== RECORDS PROVIDED
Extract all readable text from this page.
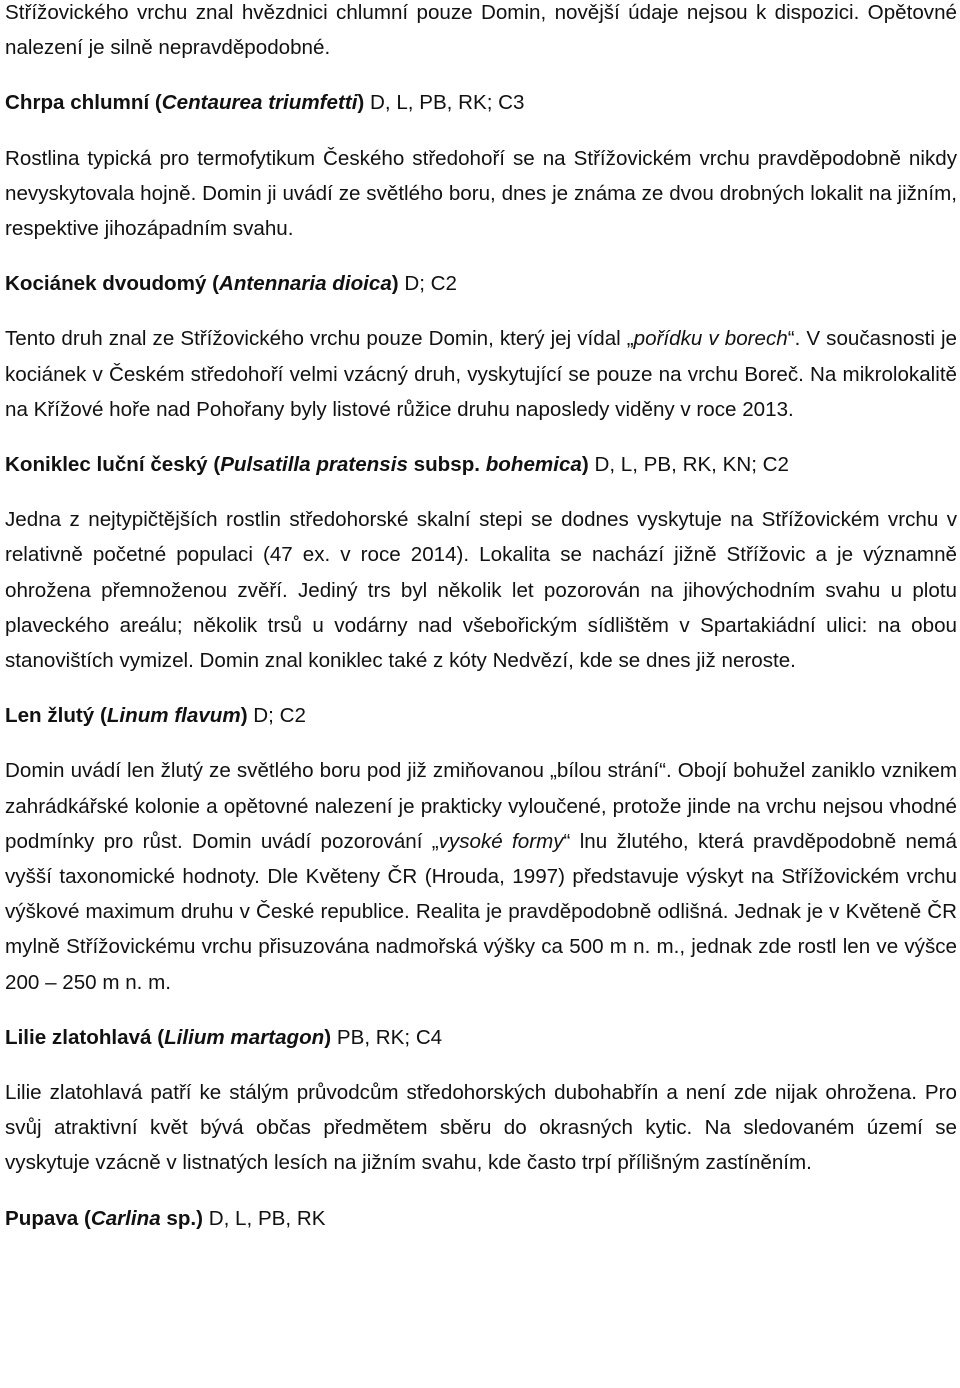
Střížovického vrchu znal hvězdnici chlumní pouze Domin, novější údaje nejsou k dispozici. Opětovné nalezení je silně nepravděpodobné.

Chrpa chlumní (Centaurea triumfetti) D, L, PB, RK; C3

Rostlina typická pro termofytikum Českého středohoří se na Střížovickém vrchu pravděpodobně nikdy nevyskytovala hojně. Domin ji uvádí ze světlého boru, dnes je známa ze dvou drobných lokalit na jižním, respektive jihozápadním svahu.

Kociánek dvoudomý (Antennaria dioica) D; C2

Tento druh znal ze Střížovického vrchu pouze Domin, který jej vídal „pořídku v borech“. V současnosti je kociánek v Českém středohoří velmi vzácný druh, vyskytující se pouze na vrchu Boreč. Na mikrolokalitě na Křížové hoře nad Pohořany byly listové růžice druhu naposledy viděny v roce 2013.

Koniklec luční český (Pulsatilla pratensis subsp. bohemica) D, L, PB, RK, KN; C2

Jedna z nejtypičtějších rostlin středohorské skalní stepi se dodnes vyskytuje na Střížovickém vrchu v relativně početné populaci (47 ex. v roce 2014). Lokalita se nachází jižně Střížovic a je významně ohrožena přemnoženou zvěří. Jediný trs byl několik let pozorován na jihovýchodním svahu u plotu plaveckého areálu; několik trsů u vodárny nad všebořickým sídlištěm v Spartakiádní ulici: na obou stanovištích vymizel. Domin znal koniklec také z kóty Nedvězí, kde se dnes již neroste.

Len žlutý (Linum flavum) D; C2

Domin uvádí len žlutý ze světlého boru pod již zmiňovanou „bílou strání“. Obojí bohužel zaniklo vznikem zahrádkářské kolonie a opětovné nalezení je prakticky vyloučené, protože jinde na vrchu nejsou vhodné podmínky pro růst. Domin uvádí pozorování „vysoké formy“ lnu žlutého, která pravděpodobně nemá vyšší taxonomické hodnoty. Dle Květeny ČR (Hrouda, 1997) představuje výskyt na Střížovickém vrchu výškové maximum druhu v České republice. Realita je pravděpodobně odlišná. Jednak je v Květeně ČR mylně Střížovickému vrchu přisuzována nadmořská výšky ca 500 m n. m., jednak zde rostl len ve výšce 200 – 250 m n. m.

Lilie zlatohlavá (Lilium martagon) PB, RK; C4

Lilie zlatohlavá patří ke stálým průvodcům středohorských dubohabřín a není zde nijak ohrožena. Pro svůj atraktivní květ bývá občas předmětem sběru do okrasných kytic. Na sledovaném území se vyskytuje vzácně v listnatých lesích na jižním svahu, kde často trpí přílišným zastíněním.

Pupava (Carlina sp.) D, L, PB, RK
====
▸ TO BE DONE:
Copy, from the material, each line that holds the string "Střížovického".

▸ REPLY TO THE EXERCISE:
Střížovického vrchu znal hvězdnici chlumní pouze Domin, novější údaje nejsou k dispozici. Opětovné nalezení je silně nepravděpodobné.
Tento druh znal ze Střížovického vrchu pouze Domin, který jej vídal „pořídku v borech“. V současnosti je kociánek v Českém středohoří velmi vzácný druh, vyskytující se pouze na vrchu Boreč. Na mikrolokalitě na Křížové hoře nad Pohořany byly listové růžice druhu naposledy viděny v roce 2013.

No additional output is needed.